= PROVIDED RECORDS =
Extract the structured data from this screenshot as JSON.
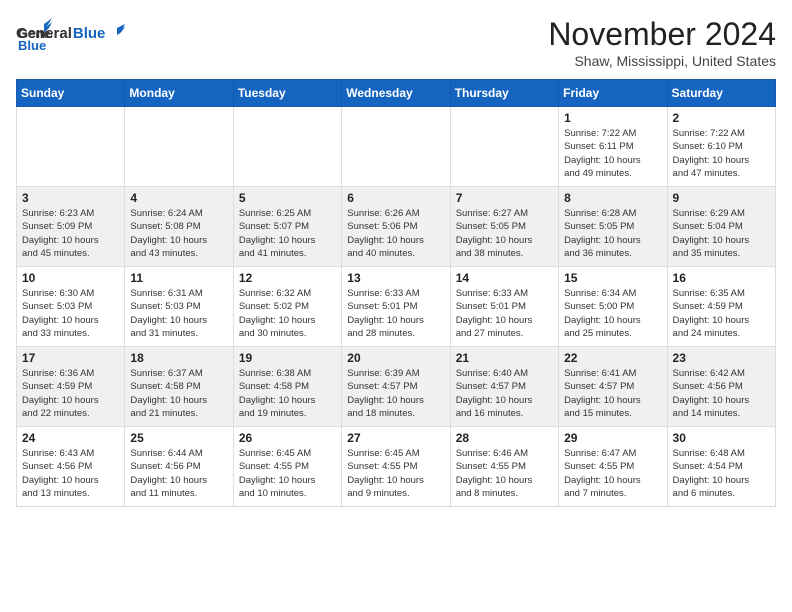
{
  "header": {
    "logo_general": "General",
    "logo_blue": "Blue",
    "month": "November 2024",
    "location": "Shaw, Mississippi, United States"
  },
  "days_of_week": [
    "Sunday",
    "Monday",
    "Tuesday",
    "Wednesday",
    "Thursday",
    "Friday",
    "Saturday"
  ],
  "weeks": [
    [
      {
        "day": "",
        "info": ""
      },
      {
        "day": "",
        "info": ""
      },
      {
        "day": "",
        "info": ""
      },
      {
        "day": "",
        "info": ""
      },
      {
        "day": "",
        "info": ""
      },
      {
        "day": "1",
        "info": "Sunrise: 7:22 AM\nSunset: 6:11 PM\nDaylight: 10 hours\nand 49 minutes."
      },
      {
        "day": "2",
        "info": "Sunrise: 7:22 AM\nSunset: 6:10 PM\nDaylight: 10 hours\nand 47 minutes."
      }
    ],
    [
      {
        "day": "3",
        "info": "Sunrise: 6:23 AM\nSunset: 5:09 PM\nDaylight: 10 hours\nand 45 minutes."
      },
      {
        "day": "4",
        "info": "Sunrise: 6:24 AM\nSunset: 5:08 PM\nDaylight: 10 hours\nand 43 minutes."
      },
      {
        "day": "5",
        "info": "Sunrise: 6:25 AM\nSunset: 5:07 PM\nDaylight: 10 hours\nand 41 minutes."
      },
      {
        "day": "6",
        "info": "Sunrise: 6:26 AM\nSunset: 5:06 PM\nDaylight: 10 hours\nand 40 minutes."
      },
      {
        "day": "7",
        "info": "Sunrise: 6:27 AM\nSunset: 5:05 PM\nDaylight: 10 hours\nand 38 minutes."
      },
      {
        "day": "8",
        "info": "Sunrise: 6:28 AM\nSunset: 5:05 PM\nDaylight: 10 hours\nand 36 minutes."
      },
      {
        "day": "9",
        "info": "Sunrise: 6:29 AM\nSunset: 5:04 PM\nDaylight: 10 hours\nand 35 minutes."
      }
    ],
    [
      {
        "day": "10",
        "info": "Sunrise: 6:30 AM\nSunset: 5:03 PM\nDaylight: 10 hours\nand 33 minutes."
      },
      {
        "day": "11",
        "info": "Sunrise: 6:31 AM\nSunset: 5:03 PM\nDaylight: 10 hours\nand 31 minutes."
      },
      {
        "day": "12",
        "info": "Sunrise: 6:32 AM\nSunset: 5:02 PM\nDaylight: 10 hours\nand 30 minutes."
      },
      {
        "day": "13",
        "info": "Sunrise: 6:33 AM\nSunset: 5:01 PM\nDaylight: 10 hours\nand 28 minutes."
      },
      {
        "day": "14",
        "info": "Sunrise: 6:33 AM\nSunset: 5:01 PM\nDaylight: 10 hours\nand 27 minutes."
      },
      {
        "day": "15",
        "info": "Sunrise: 6:34 AM\nSunset: 5:00 PM\nDaylight: 10 hours\nand 25 minutes."
      },
      {
        "day": "16",
        "info": "Sunrise: 6:35 AM\nSunset: 4:59 PM\nDaylight: 10 hours\nand 24 minutes."
      }
    ],
    [
      {
        "day": "17",
        "info": "Sunrise: 6:36 AM\nSunset: 4:59 PM\nDaylight: 10 hours\nand 22 minutes."
      },
      {
        "day": "18",
        "info": "Sunrise: 6:37 AM\nSunset: 4:58 PM\nDaylight: 10 hours\nand 21 minutes."
      },
      {
        "day": "19",
        "info": "Sunrise: 6:38 AM\nSunset: 4:58 PM\nDaylight: 10 hours\nand 19 minutes."
      },
      {
        "day": "20",
        "info": "Sunrise: 6:39 AM\nSunset: 4:57 PM\nDaylight: 10 hours\nand 18 minutes."
      },
      {
        "day": "21",
        "info": "Sunrise: 6:40 AM\nSunset: 4:57 PM\nDaylight: 10 hours\nand 16 minutes."
      },
      {
        "day": "22",
        "info": "Sunrise: 6:41 AM\nSunset: 4:57 PM\nDaylight: 10 hours\nand 15 minutes."
      },
      {
        "day": "23",
        "info": "Sunrise: 6:42 AM\nSunset: 4:56 PM\nDaylight: 10 hours\nand 14 minutes."
      }
    ],
    [
      {
        "day": "24",
        "info": "Sunrise: 6:43 AM\nSunset: 4:56 PM\nDaylight: 10 hours\nand 13 minutes."
      },
      {
        "day": "25",
        "info": "Sunrise: 6:44 AM\nSunset: 4:56 PM\nDaylight: 10 hours\nand 11 minutes."
      },
      {
        "day": "26",
        "info": "Sunrise: 6:45 AM\nSunset: 4:55 PM\nDaylight: 10 hours\nand 10 minutes."
      },
      {
        "day": "27",
        "info": "Sunrise: 6:45 AM\nSunset: 4:55 PM\nDaylight: 10 hours\nand 9 minutes."
      },
      {
        "day": "28",
        "info": "Sunrise: 6:46 AM\nSunset: 4:55 PM\nDaylight: 10 hours\nand 8 minutes."
      },
      {
        "day": "29",
        "info": "Sunrise: 6:47 AM\nSunset: 4:55 PM\nDaylight: 10 hours\nand 7 minutes."
      },
      {
        "day": "30",
        "info": "Sunrise: 6:48 AM\nSunset: 4:54 PM\nDaylight: 10 hours\nand 6 minutes."
      }
    ]
  ]
}
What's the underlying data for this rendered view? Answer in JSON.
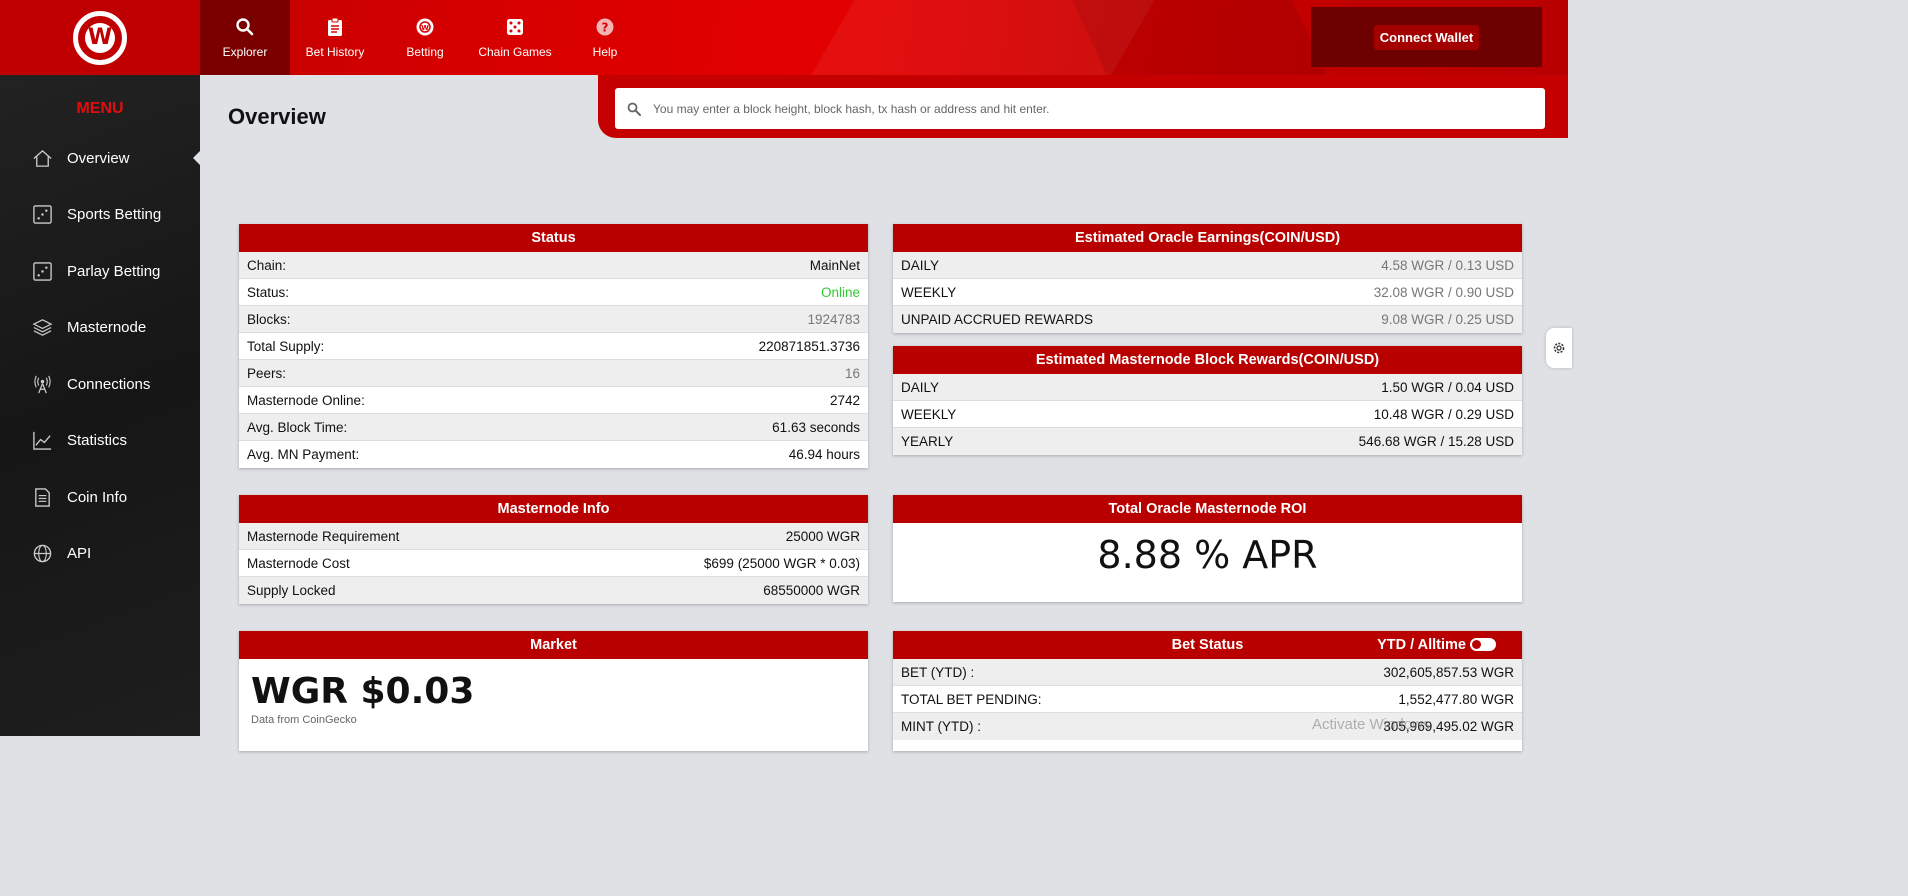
{
  "header": {
    "logo_letter": "W",
    "nav": [
      {
        "label": "Explorer",
        "icon": "search-icon",
        "active": true
      },
      {
        "label": "Bet History",
        "icon": "clipboard-icon"
      },
      {
        "label": "Betting",
        "icon": "wager-icon"
      },
      {
        "label": "Chain Games",
        "icon": "dice-icon"
      },
      {
        "label": "Help",
        "icon": "help-icon"
      }
    ],
    "connect_wallet": "Connect Wallet"
  },
  "sidebar": {
    "title": "MENU",
    "items": [
      {
        "label": "Overview",
        "icon": "home-icon",
        "active": true
      },
      {
        "label": "Sports Betting",
        "icon": "dice-icon"
      },
      {
        "label": "Parlay Betting",
        "icon": "dice-icon"
      },
      {
        "label": "Masternode",
        "icon": "layers-icon"
      },
      {
        "label": "Connections",
        "icon": "antenna-icon"
      },
      {
        "label": "Statistics",
        "icon": "chart-icon"
      },
      {
        "label": "Coin Info",
        "icon": "document-icon"
      },
      {
        "label": "API",
        "icon": "globe-icon"
      }
    ]
  },
  "main": {
    "title": "Overview",
    "search_placeholder": "You may enter a block height, block hash, tx hash or address and hit enter."
  },
  "status": {
    "title": "Status",
    "rows": [
      {
        "label": "Chain:",
        "value": "MainNet"
      },
      {
        "label": "Status:",
        "value": "Online"
      },
      {
        "label": "Blocks:",
        "value": "1924783"
      },
      {
        "label": "Total Supply:",
        "value": "220871851.3736"
      },
      {
        "label": "Peers:",
        "value": "16"
      },
      {
        "label": "Masternode Online:",
        "value": "2742"
      },
      {
        "label": "Avg. Block Time:",
        "value": "61.63 seconds"
      },
      {
        "label": "Avg. MN Payment:",
        "value": "46.94 hours"
      }
    ]
  },
  "oracle_earnings": {
    "title": "Estimated Oracle Earnings(COIN/USD)",
    "rows": [
      {
        "label": "DAILY",
        "value": "4.58 WGR / 0.13 USD"
      },
      {
        "label": "WEEKLY",
        "value": "32.08 WGR / 0.90 USD"
      },
      {
        "label": "UNPAID ACCRUED REWARDS",
        "value": "9.08 WGR / 0.25 USD"
      }
    ]
  },
  "mn_rewards": {
    "title": "Estimated Masternode Block Rewards(COIN/USD)",
    "rows": [
      {
        "label": "DAILY",
        "value": "1.50 WGR / 0.04 USD"
      },
      {
        "label": "WEEKLY",
        "value": "10.48 WGR / 0.29 USD"
      },
      {
        "label": "YEARLY",
        "value": "546.68 WGR / 15.28 USD"
      }
    ]
  },
  "mn_info": {
    "title": "Masternode Info",
    "rows": [
      {
        "label": "Masternode Requirement",
        "value": "25000 WGR"
      },
      {
        "label": "Masternode Cost",
        "value": "$699 (25000 WGR * 0.03)"
      },
      {
        "label": "Supply Locked",
        "value": "68550000 WGR"
      }
    ]
  },
  "roi": {
    "title": "Total Oracle Masternode ROI",
    "value": "8.88 % APR"
  },
  "market": {
    "title": "Market",
    "price": "WGR $0.03",
    "source": "Data from CoinGecko"
  },
  "bet_status": {
    "title": "Bet Status",
    "toggle_label": "YTD / Alltime",
    "rows": [
      {
        "label": "BET (YTD) :",
        "value": "302,605,857.53 WGR"
      },
      {
        "label": "TOTAL BET PENDING:",
        "value": "1,552,477.80 WGR"
      },
      {
        "label": "MINT (YTD) :",
        "value": "305,969,495.02 WGR"
      }
    ]
  },
  "watermark": "Activate Windows",
  "colors": {
    "brand": "#b90000",
    "online": "#32c832"
  }
}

= WHAT THIS TASK INVOLVES =
Reply with only the number of lines in the material above where the string "Estimated" appears.

= RESPONSE TO THIS EXERCISE =
2